EXERCISE INSTRUCTIONS
Every line of the material is to be repeated exactly as it stands.

━━ TASK INPUT

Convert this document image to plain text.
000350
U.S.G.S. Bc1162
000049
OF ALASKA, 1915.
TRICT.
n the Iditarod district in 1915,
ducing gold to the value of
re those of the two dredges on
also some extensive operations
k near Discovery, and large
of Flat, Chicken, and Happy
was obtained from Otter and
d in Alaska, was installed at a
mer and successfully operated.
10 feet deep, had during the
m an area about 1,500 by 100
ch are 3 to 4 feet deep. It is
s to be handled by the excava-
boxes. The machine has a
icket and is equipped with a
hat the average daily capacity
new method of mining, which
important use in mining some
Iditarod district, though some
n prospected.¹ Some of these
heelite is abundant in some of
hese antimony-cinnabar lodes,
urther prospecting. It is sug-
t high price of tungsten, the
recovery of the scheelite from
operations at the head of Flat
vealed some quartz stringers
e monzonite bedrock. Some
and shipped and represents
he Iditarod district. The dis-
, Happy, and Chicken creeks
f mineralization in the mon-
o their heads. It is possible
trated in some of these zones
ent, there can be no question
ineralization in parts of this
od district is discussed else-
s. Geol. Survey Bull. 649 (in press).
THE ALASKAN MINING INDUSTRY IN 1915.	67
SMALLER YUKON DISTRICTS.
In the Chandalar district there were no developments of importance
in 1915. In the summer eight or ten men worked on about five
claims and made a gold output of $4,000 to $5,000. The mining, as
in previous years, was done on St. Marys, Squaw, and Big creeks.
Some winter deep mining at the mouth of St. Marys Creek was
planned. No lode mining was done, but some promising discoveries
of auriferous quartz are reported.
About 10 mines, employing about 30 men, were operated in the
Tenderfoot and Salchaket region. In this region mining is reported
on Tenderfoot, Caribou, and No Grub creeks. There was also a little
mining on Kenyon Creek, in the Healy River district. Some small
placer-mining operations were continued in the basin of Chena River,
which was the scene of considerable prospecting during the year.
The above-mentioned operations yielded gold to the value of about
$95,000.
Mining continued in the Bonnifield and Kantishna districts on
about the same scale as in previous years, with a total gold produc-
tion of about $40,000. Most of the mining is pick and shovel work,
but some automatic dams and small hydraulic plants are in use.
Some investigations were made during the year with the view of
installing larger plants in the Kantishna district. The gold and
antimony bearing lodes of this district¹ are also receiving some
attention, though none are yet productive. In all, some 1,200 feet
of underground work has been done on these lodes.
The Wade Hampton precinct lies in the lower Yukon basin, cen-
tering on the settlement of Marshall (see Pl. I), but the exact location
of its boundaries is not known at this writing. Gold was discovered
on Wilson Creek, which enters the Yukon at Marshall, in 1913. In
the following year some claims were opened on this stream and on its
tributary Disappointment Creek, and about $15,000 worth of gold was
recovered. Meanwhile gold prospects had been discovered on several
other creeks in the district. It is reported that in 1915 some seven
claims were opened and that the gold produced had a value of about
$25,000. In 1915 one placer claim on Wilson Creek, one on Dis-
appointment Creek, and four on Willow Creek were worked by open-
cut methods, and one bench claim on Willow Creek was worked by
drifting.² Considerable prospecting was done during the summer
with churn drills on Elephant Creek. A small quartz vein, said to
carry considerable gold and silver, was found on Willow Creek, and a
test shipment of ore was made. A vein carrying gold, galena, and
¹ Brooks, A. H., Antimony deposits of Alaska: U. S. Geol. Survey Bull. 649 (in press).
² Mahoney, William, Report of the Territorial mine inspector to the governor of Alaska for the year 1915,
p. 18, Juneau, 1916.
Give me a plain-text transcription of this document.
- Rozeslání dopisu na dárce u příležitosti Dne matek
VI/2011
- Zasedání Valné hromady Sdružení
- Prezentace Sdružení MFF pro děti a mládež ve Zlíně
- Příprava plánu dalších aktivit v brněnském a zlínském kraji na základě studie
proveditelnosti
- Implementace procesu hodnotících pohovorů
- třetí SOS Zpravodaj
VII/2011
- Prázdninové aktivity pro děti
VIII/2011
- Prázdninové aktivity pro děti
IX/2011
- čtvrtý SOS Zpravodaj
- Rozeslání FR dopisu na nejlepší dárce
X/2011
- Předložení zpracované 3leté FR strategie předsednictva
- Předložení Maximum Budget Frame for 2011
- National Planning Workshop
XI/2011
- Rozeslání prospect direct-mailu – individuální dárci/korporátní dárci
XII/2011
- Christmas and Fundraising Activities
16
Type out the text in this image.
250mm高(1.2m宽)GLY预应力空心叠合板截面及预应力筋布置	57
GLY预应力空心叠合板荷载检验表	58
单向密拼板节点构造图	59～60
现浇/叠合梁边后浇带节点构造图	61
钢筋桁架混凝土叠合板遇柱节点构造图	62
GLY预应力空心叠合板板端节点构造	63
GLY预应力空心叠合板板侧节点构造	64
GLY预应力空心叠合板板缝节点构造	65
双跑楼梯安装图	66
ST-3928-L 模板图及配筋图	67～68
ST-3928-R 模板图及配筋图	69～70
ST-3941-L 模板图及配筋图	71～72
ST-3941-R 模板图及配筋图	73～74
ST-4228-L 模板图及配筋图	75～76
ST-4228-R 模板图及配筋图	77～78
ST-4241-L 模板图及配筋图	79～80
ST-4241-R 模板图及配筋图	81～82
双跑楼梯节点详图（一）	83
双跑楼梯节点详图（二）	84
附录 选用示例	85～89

━━━━

EXPECTED ANSWER
Convert this document image to plain text.
000350
U.S.G.S. Bc1162
000049
OF ALASKA, 1915.
TRICT.
n the Iditarod district in 1915,
ducing gold to the value of
re those of the two dredges on
also some extensive operations
k near Discovery, and large
of Flat, Chicken, and Happy
was obtained from Otter and
d in Alaska, was installed at a
mer and successfully operated.
10 feet deep, had during the
m an area about 1,500 by 100
ch are 3 to 4 feet deep. It is
s to be handled by the excava-
boxes. The machine has a
icket and is equipped with a
hat the average daily capacity
new method of mining, which
important use in mining some
Iditarod district, though some
n prospected.¹ Some of these
heelite is abundant in some of
hese antimony-cinnabar lodes,
urther prospecting. It is sug-
t high price of tungsten, the
recovery of the scheelite from
operations at the head of Flat
vealed some quartz stringers
e monzonite bedrock. Some
and shipped and represents
he Iditarod district. The dis-
, Happy, and Chicken creeks
f mineralization in the mon-
o their heads. It is possible
trated in some of these zones
ent, there can be no question
ineralization in parts of this
od district is discussed else-
s. Geol. Survey Bull. 649 (in press).
THE ALASKAN MINING INDUSTRY IN 1915.	67
SMALLER YUKON DISTRICTS.
In the Chandalar district there were no developments of importance
in 1915. In the summer eight or ten men worked on about five
claims and made a gold output of $4,000 to $5,000. The mining, as
in previous years, was done on St. Marys, Squaw, and Big creeks.
Some winter deep mining at the mouth of St. Marys Creek was
planned. No lode mining was done, but some promising discoveries
of auriferous quartz are reported.
About 10 mines, employing about 30 men, were operated in the
Tenderfoot and Salchaket region. In this region mining is reported
on Tenderfoot, Caribou, and No Grub creeks. There was also a little
mining on Kenyon Creek, in the Healy River district. Some small
placer-mining operations were continued in the basin of Chena River,
which was the scene of considerable prospecting during the year.
The above-mentioned operations yielded gold to the value of about
$95,000.
Mining continued in the Bonnifield and Kantishna districts on
about the same scale as in previous years, with a total gold produc-
tion of about $40,000. Most of the mining is pick and shovel work,
but some automatic dams and small hydraulic plants are in use.
Some investigations were made during the year with the view of
installing larger plants in the Kantishna district. The gold and
antimony bearing lodes of this district¹ are also receiving some
attention, though none are yet productive. In all, some 1,200 feet
of underground work has been done on these lodes.
The Wade Hampton precinct lies in the lower Yukon basin, cen-
tering on the settlement of Marshall (see Pl. I), but the exact location
of its boundaries is not known at this writing. Gold was discovered
on Wilson Creek, which enters the Yukon at Marshall, in 1913. In
the following year some claims were opened on this stream and on its
tributary Disappointment Creek, and about $15,000 worth of gold was
recovered. Meanwhile gold prospects had been discovered on several
other creeks in the district. It is reported that in 1915 some seven
claims were opened and that the gold produced had a value of about
$25,000. In 1915 one placer claim on Wilson Creek, one on Dis-
appointment Creek, and four on Willow Creek were worked by open-
cut methods, and one bench claim on Willow Creek was worked by
drifting.² Considerable prospecting was done during the summer
with churn drills on Elephant Creek. A small quartz vein, said to
carry considerable gold and silver, was found on Willow Creek, and a
test shipment of ore was made. A vein carrying gold, galena, and
¹ Brooks, A. H., Antimony deposits of Alaska: U. S. Geol. Survey Bull. 649 (in press).
² Mahoney, William, Report of the Territorial mine inspector to the governor of Alaska for the year 1915,
p. 18, Juneau, 1916.
Give me a plain-text transcription of this document.
- Rozeslání dopisu na dárce u příležitosti Dne matek
VI/2011
- Zasedání Valné hromady Sdružení
- Prezentace Sdružení MFF pro děti a mládež ve Zlíně
- Příprava plánu dalších aktivit v brněnském a zlínském kraji na základě studie
proveditelnosti
- Implementace procesu hodnotících pohovorů
- třetí SOS Zpravodaj
VII/2011
- Prázdninové aktivity pro děti
VIII/2011
- Prázdninové aktivity pro děti
IX/2011
- čtvrtý SOS Zpravodaj
- Rozeslání FR dopisu na nejlepší dárce
X/2011
- Předložení zpracované 3leté FR strategie předsednictva
- Předložení Maximum Budget Frame for 2011
- National Planning Workshop
XI/2011
- Rozeslání prospect direct-mailu – individuální dárci/korporátní dárci
XII/2011
- Christmas and Fundraising Activities
16
Type out the text in this image.
250mm高(1.2m宽)GLY预应力空心叠合板截面及预应力筋布置	57
GLY预应力空心叠合板荷载检验表	58
单向密拼板节点构造图	59～60
现浇/叠合梁边后浇带节点构造图	61
钢筋桁架混凝土叠合板遇柱节点构造图	62
GLY预应力空心叠合板板端节点构造	63
GLY预应力空心叠合板板侧节点构造	64
GLY预应力空心叠合板板缝节点构造	65
双跑楼梯安装图	66
ST-3928-L 模板图及配筋图	67～68
ST-3928-R 模板图及配筋图	69～70
ST-3941-L 模板图及配筋图	71～72
ST-3941-R 模板图及配筋图	73～74
ST-4228-L 模板图及配筋图	75～76
ST-4228-R 模板图及配筋图	77～78
ST-4241-L 模板图及配筋图	79～80
ST-4241-R 模板图及配筋图	81～82
双跑楼梯节点详图（一）	83
双跑楼梯节点详图（二）	84
附录 选用示例	85～89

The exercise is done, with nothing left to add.